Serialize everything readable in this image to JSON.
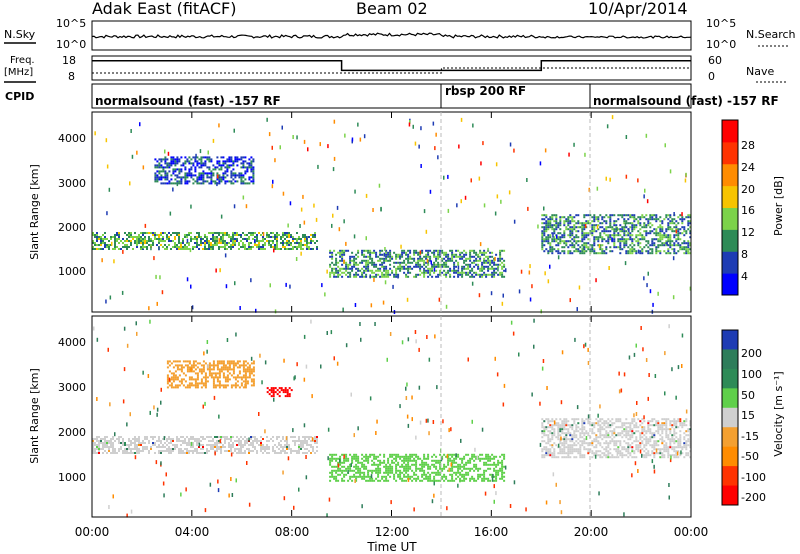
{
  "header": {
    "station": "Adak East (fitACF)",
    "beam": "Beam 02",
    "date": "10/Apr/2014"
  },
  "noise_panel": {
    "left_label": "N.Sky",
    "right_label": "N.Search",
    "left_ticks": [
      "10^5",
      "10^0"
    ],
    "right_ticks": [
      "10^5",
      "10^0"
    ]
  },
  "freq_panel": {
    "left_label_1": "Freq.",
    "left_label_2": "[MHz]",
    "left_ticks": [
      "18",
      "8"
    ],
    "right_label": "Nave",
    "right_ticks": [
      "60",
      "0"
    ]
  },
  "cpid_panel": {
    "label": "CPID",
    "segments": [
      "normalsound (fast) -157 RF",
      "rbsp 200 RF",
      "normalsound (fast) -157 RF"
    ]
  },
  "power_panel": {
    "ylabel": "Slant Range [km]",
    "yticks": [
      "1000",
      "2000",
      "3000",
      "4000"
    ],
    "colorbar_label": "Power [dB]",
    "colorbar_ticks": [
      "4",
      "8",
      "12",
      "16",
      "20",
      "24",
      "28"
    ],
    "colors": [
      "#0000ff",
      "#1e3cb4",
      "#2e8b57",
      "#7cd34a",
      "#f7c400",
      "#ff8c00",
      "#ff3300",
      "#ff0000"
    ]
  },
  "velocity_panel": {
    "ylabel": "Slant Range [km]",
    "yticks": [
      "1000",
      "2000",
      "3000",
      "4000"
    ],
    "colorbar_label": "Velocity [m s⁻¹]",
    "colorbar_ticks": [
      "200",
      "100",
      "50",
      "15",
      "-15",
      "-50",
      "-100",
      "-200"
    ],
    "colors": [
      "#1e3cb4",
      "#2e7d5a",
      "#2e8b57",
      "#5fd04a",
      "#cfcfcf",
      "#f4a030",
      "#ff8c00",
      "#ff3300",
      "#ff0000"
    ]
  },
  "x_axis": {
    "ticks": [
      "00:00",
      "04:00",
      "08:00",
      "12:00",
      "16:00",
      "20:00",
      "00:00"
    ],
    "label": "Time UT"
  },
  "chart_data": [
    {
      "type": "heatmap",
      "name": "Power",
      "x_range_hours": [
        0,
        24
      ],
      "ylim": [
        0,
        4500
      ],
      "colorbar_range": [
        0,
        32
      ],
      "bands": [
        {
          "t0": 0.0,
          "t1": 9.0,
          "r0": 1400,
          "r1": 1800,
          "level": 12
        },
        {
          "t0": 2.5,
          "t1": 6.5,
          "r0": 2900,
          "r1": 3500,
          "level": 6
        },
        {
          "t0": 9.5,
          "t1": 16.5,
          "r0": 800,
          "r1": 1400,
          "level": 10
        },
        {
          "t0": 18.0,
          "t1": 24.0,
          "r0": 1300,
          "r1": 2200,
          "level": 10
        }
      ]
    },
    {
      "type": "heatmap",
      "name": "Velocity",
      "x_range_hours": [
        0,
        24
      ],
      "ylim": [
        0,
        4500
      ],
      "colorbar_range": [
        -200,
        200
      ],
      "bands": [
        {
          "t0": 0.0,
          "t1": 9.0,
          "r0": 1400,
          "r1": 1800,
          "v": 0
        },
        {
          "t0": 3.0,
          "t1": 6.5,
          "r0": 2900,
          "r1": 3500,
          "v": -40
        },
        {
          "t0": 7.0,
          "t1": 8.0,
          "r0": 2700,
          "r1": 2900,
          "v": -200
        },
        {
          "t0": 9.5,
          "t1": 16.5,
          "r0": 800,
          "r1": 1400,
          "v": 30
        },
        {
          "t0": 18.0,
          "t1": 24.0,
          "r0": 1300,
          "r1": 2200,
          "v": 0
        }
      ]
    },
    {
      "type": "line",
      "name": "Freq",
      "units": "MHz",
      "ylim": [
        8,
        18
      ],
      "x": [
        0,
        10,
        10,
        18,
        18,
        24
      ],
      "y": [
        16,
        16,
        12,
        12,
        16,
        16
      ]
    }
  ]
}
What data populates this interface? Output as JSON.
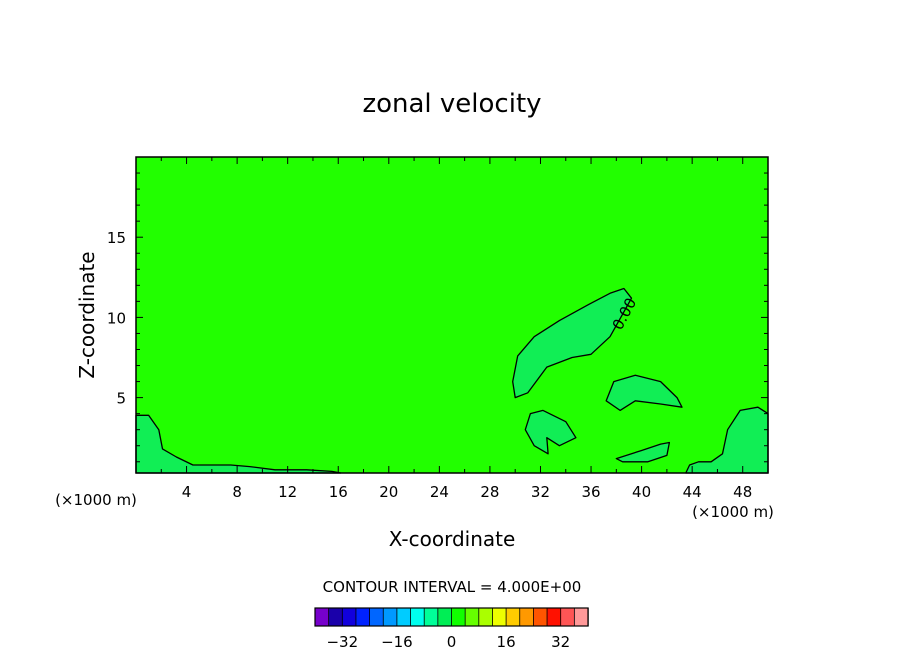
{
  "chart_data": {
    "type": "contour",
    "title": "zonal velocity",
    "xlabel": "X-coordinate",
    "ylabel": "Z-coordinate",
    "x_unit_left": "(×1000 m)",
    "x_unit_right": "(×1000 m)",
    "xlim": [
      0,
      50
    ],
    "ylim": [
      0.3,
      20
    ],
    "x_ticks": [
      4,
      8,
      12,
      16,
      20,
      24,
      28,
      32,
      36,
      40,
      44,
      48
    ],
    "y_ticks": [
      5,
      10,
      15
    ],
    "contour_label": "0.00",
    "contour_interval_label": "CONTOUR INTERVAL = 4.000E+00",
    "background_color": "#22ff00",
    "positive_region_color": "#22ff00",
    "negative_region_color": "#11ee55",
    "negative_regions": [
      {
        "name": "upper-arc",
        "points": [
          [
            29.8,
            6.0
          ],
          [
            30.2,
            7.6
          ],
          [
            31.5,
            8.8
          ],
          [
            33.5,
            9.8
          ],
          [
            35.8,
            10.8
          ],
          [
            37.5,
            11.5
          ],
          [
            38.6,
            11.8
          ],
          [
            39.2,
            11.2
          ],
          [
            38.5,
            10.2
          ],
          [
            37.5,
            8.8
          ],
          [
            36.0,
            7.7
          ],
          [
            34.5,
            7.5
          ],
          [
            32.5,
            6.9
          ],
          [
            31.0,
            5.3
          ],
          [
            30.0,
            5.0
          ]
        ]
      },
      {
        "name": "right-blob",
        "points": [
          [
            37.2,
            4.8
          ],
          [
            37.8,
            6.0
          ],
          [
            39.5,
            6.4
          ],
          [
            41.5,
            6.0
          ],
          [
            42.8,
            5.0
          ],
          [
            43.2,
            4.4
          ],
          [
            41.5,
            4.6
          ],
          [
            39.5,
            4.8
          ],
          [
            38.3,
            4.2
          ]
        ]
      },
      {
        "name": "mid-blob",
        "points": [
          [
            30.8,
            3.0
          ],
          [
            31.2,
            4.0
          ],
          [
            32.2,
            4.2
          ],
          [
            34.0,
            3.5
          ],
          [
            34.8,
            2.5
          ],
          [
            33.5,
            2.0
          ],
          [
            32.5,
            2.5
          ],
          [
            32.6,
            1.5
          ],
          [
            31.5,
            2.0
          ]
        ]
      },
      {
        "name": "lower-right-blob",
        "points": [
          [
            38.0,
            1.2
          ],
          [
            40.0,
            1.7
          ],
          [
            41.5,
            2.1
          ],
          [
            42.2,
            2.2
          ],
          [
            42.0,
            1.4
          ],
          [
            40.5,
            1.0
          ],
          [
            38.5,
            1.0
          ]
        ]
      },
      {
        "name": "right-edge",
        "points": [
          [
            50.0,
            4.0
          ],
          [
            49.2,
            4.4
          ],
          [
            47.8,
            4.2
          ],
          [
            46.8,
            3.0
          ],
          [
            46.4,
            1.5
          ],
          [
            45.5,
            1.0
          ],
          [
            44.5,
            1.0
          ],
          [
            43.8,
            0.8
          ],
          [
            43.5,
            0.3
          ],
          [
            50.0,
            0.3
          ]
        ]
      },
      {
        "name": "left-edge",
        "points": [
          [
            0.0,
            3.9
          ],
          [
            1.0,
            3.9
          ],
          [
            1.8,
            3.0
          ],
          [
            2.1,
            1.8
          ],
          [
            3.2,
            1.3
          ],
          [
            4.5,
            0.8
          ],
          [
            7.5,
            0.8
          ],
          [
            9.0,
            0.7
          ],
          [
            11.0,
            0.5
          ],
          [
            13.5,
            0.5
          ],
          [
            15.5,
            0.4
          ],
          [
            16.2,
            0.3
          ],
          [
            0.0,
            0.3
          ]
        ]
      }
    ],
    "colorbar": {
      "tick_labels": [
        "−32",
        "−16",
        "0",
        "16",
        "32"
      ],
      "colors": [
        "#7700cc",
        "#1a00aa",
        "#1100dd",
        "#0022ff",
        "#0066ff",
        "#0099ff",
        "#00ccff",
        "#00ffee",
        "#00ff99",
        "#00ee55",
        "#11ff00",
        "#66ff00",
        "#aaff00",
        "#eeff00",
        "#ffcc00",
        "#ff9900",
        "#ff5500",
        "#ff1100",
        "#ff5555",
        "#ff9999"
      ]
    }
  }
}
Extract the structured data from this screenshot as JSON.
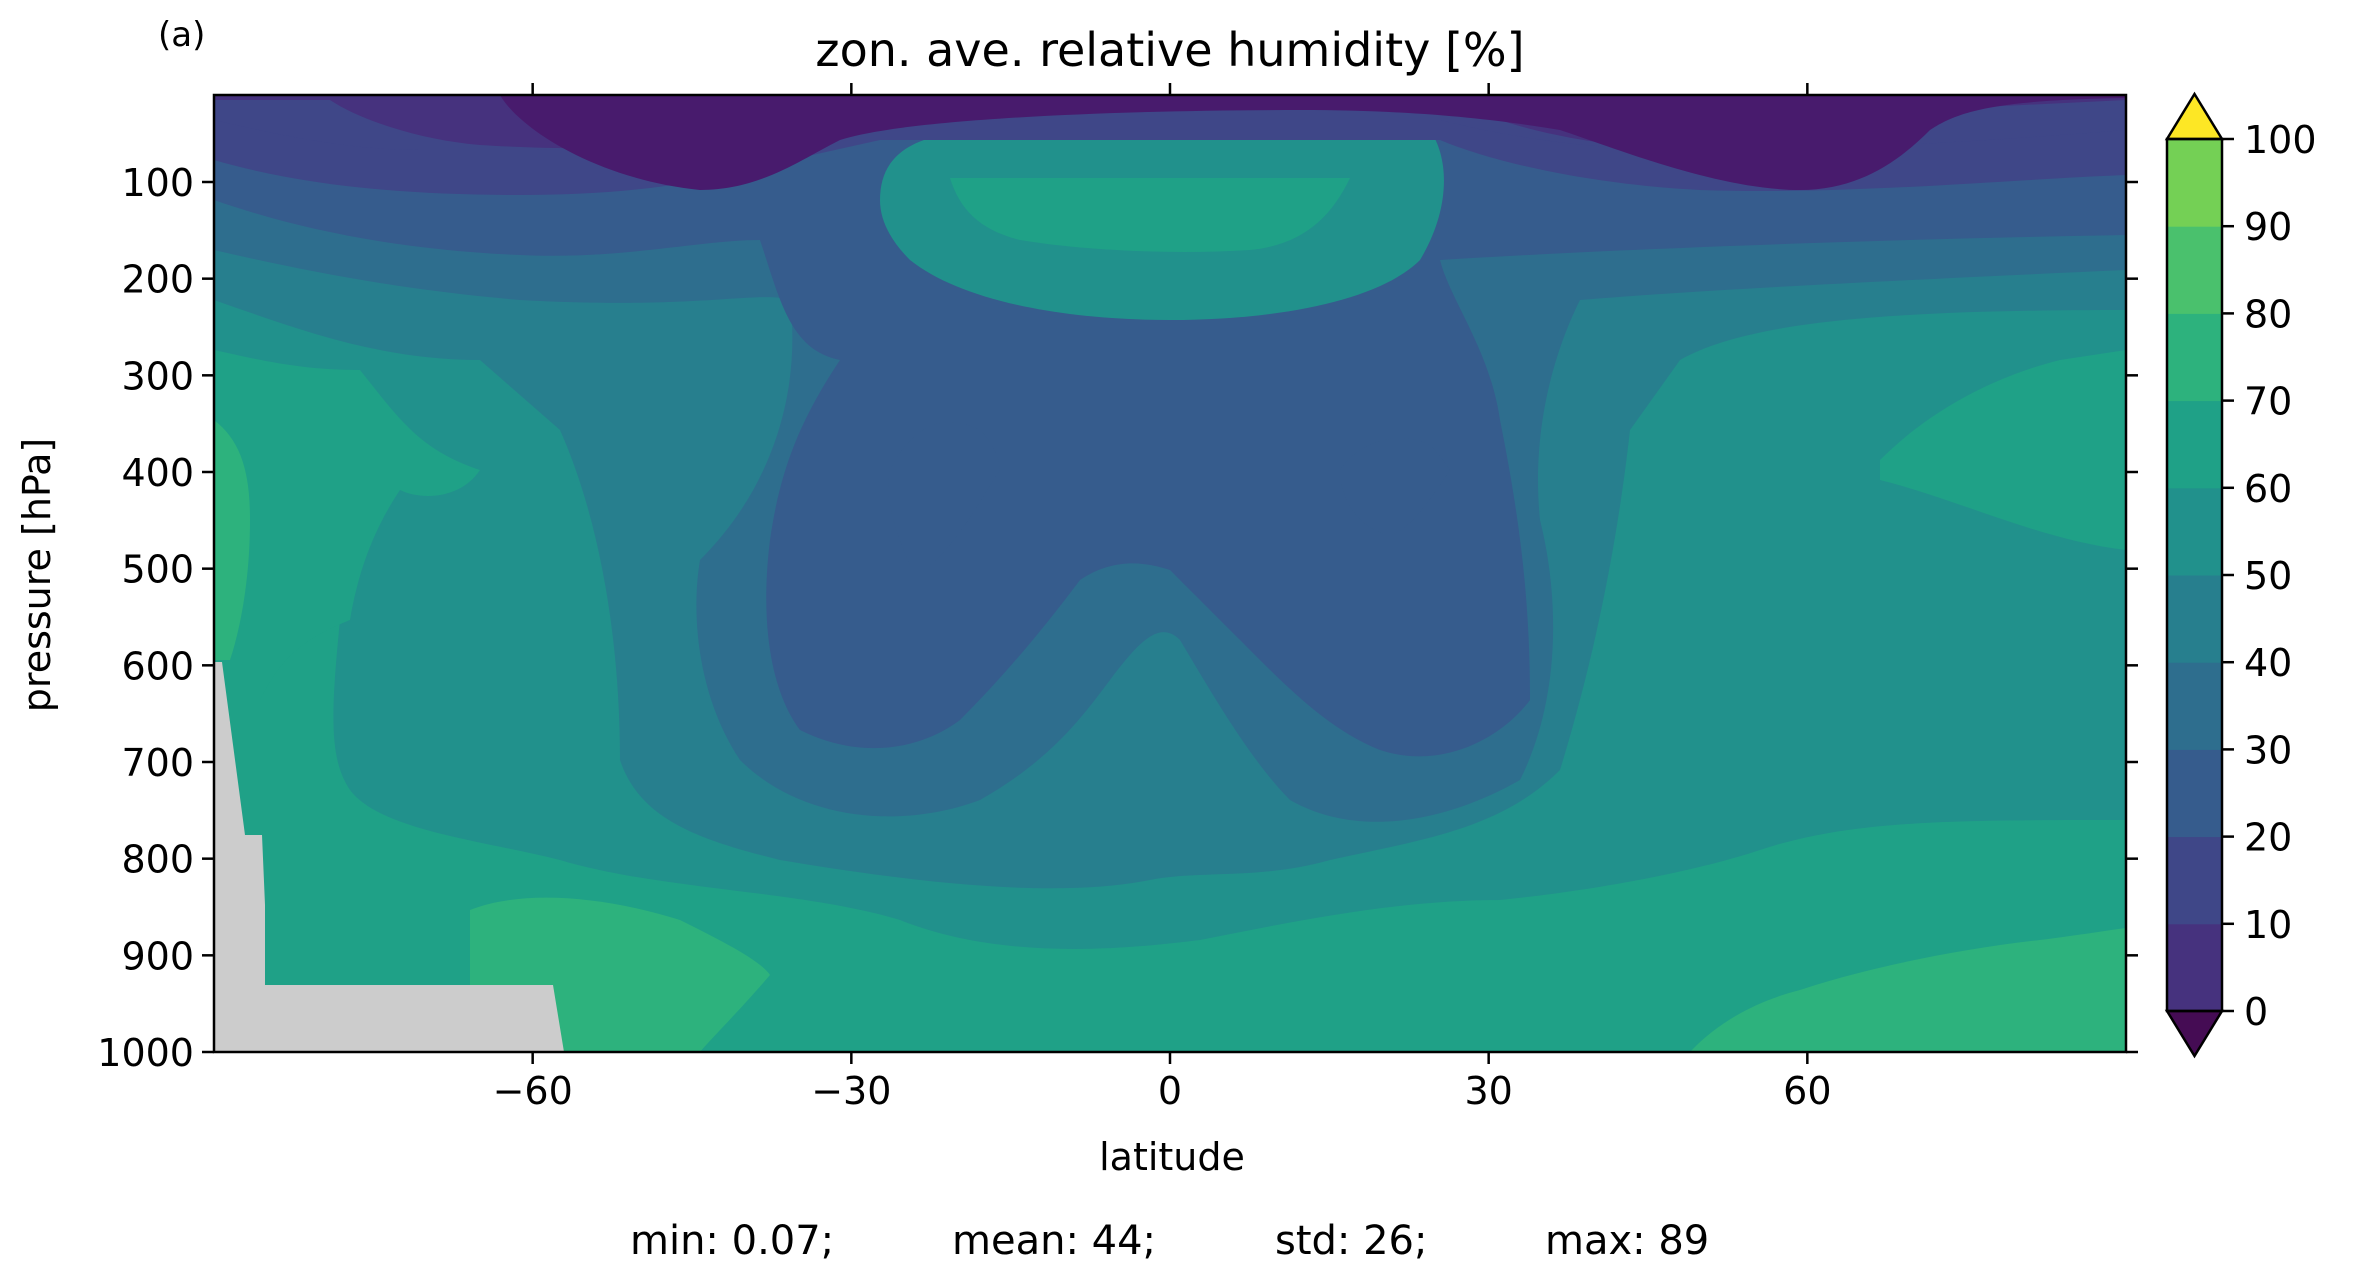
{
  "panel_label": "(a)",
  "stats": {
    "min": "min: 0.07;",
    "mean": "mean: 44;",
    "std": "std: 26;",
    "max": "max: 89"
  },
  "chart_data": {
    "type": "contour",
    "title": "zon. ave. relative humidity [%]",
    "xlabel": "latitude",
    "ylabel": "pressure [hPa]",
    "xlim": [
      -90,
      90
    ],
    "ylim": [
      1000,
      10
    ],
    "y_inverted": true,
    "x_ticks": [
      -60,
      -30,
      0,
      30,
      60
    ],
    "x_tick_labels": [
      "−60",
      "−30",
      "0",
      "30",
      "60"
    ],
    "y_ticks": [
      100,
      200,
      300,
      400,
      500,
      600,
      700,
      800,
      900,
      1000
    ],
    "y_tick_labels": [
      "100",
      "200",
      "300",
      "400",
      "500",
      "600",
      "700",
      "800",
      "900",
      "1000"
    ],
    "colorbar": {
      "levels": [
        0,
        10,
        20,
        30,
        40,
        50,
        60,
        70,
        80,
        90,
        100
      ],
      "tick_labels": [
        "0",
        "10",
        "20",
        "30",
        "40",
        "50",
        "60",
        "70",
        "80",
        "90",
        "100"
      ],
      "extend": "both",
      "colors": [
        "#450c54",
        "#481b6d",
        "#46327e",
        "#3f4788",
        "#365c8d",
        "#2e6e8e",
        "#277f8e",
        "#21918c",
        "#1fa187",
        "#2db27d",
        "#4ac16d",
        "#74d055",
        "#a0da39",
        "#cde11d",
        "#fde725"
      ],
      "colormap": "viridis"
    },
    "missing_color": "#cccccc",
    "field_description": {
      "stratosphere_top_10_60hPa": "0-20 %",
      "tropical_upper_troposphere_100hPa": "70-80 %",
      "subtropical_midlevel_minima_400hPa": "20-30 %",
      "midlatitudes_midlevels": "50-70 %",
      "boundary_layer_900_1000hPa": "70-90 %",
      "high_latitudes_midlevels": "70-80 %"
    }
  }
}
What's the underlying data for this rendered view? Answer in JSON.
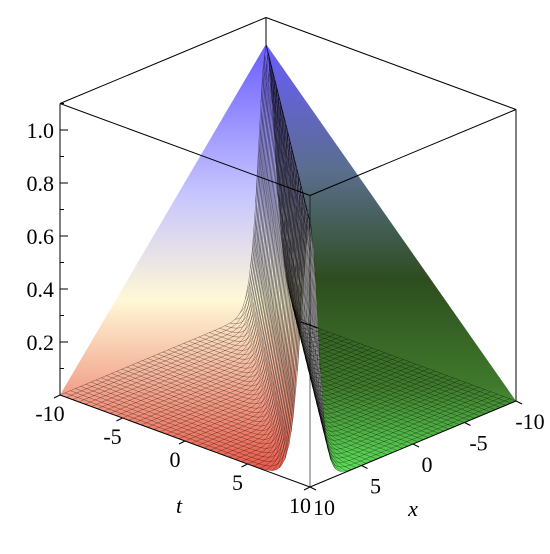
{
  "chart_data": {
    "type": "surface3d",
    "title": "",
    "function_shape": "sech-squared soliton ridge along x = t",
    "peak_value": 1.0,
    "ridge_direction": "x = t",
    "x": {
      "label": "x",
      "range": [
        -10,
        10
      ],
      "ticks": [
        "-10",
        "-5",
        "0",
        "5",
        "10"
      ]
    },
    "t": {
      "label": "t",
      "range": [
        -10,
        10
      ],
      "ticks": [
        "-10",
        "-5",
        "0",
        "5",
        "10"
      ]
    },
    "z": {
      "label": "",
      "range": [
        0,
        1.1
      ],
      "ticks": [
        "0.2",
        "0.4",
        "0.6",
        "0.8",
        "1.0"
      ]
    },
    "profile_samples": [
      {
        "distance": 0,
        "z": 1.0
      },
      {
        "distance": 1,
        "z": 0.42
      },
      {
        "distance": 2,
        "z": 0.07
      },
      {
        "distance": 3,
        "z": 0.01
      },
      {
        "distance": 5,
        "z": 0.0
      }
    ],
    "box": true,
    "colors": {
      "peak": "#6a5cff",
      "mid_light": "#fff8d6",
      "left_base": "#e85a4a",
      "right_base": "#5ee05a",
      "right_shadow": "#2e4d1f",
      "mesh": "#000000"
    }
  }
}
⁂
> _TASK BRIEF_:
Extract every line from the records above that contains the word "normalsound".

> _THE COMPLETED TASK_:
      "normalsound (fast) -157 RF",
      "normalsound (fast) -157 RF"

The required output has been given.